• Requirements:
Filter the lines below, copying only those with the string "ransom".

[Dataset records]

---+---

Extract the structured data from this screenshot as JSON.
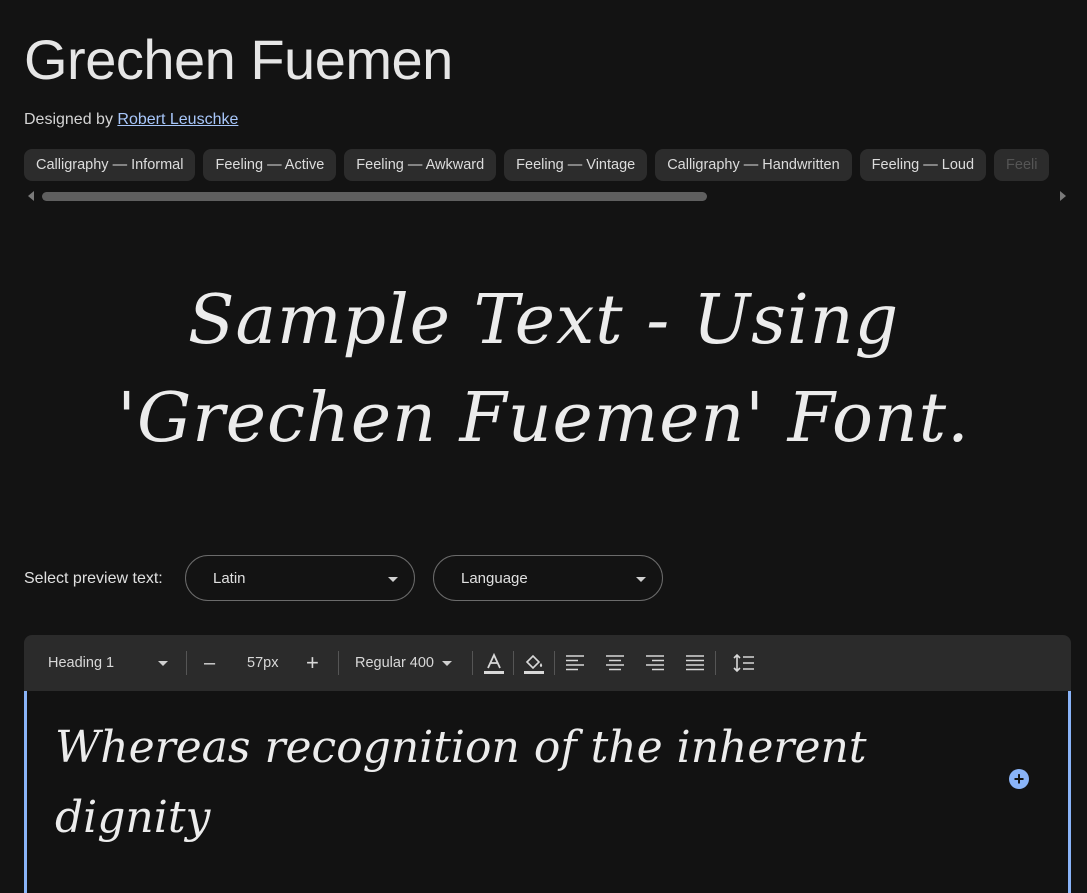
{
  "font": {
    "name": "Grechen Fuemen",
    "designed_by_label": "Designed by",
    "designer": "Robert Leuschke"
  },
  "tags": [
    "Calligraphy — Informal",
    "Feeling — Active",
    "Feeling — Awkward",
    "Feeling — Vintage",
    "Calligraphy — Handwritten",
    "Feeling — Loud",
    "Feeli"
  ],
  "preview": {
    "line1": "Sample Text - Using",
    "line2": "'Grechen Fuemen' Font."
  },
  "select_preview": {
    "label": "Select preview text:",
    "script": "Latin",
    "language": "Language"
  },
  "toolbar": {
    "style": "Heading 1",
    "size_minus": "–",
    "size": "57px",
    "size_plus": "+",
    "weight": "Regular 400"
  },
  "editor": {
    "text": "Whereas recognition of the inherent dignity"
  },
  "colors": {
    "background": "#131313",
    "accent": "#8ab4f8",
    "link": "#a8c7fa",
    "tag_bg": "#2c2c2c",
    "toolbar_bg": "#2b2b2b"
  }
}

---+---

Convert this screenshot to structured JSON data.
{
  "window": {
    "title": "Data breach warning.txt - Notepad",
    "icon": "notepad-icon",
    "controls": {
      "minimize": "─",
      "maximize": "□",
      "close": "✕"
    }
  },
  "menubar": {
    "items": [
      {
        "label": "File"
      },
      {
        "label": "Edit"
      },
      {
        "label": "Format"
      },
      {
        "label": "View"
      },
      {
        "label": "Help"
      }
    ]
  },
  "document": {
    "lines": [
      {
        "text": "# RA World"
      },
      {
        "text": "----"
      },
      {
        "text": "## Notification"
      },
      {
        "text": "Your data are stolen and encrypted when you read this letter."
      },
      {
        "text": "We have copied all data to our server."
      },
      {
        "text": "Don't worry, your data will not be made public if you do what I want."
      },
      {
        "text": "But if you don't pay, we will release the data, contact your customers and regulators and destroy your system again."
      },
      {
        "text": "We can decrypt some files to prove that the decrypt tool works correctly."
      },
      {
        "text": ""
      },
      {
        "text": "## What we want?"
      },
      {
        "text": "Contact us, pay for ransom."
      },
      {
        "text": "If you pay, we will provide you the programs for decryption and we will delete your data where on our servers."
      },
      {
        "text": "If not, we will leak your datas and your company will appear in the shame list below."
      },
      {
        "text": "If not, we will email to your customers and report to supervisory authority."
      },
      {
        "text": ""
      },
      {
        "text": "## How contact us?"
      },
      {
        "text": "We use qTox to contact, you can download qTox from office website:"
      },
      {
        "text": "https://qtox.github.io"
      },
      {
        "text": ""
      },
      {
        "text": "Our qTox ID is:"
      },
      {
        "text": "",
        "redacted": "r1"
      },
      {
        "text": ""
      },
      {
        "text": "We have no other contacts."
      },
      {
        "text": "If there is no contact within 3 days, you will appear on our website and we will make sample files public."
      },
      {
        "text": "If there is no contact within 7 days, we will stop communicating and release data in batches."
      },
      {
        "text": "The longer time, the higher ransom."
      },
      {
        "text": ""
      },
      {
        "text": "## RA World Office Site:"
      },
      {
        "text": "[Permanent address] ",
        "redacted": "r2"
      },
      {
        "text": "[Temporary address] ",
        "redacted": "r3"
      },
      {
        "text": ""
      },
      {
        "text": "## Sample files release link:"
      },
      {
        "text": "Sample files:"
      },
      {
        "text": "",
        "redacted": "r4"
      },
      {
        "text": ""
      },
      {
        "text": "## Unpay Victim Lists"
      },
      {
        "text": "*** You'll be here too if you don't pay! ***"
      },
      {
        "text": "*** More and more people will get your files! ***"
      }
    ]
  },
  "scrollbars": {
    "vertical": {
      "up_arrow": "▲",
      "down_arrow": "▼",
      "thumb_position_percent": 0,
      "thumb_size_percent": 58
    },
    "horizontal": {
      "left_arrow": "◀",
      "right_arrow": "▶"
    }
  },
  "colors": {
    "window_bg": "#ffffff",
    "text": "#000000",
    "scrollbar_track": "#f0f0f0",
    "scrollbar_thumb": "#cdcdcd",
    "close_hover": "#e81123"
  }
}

---+---

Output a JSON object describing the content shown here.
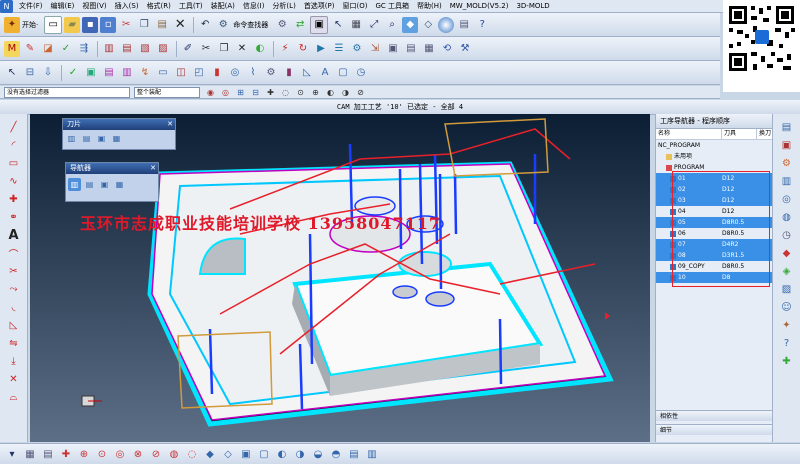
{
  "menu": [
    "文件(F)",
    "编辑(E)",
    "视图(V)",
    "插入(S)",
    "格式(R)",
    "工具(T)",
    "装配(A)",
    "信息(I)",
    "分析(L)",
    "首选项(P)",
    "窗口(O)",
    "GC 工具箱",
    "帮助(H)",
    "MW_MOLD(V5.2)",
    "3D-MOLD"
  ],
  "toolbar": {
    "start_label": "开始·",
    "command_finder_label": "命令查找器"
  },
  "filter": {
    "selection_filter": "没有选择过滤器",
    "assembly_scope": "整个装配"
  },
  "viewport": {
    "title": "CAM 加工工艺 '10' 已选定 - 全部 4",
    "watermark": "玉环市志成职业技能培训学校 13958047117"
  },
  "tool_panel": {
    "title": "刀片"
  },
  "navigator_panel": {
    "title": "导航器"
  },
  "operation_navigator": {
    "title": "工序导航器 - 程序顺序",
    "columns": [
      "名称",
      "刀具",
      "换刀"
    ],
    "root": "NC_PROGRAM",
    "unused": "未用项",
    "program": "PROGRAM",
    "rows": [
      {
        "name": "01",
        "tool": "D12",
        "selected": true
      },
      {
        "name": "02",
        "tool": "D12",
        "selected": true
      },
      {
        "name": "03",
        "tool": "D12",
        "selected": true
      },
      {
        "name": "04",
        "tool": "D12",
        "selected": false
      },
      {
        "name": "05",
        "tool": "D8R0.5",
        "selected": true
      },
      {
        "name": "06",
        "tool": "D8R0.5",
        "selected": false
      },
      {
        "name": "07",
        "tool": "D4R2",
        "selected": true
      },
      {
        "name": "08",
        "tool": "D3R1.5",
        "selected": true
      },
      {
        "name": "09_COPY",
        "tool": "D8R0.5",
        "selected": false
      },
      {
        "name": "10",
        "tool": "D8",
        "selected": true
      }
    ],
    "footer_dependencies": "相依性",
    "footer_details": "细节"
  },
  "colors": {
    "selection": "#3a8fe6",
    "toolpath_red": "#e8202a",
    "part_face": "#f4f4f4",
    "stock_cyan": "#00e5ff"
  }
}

---+---

• The solution:
        "text": "Contact us, pay for ransom."
        "text": "The longer time, the higher ransom."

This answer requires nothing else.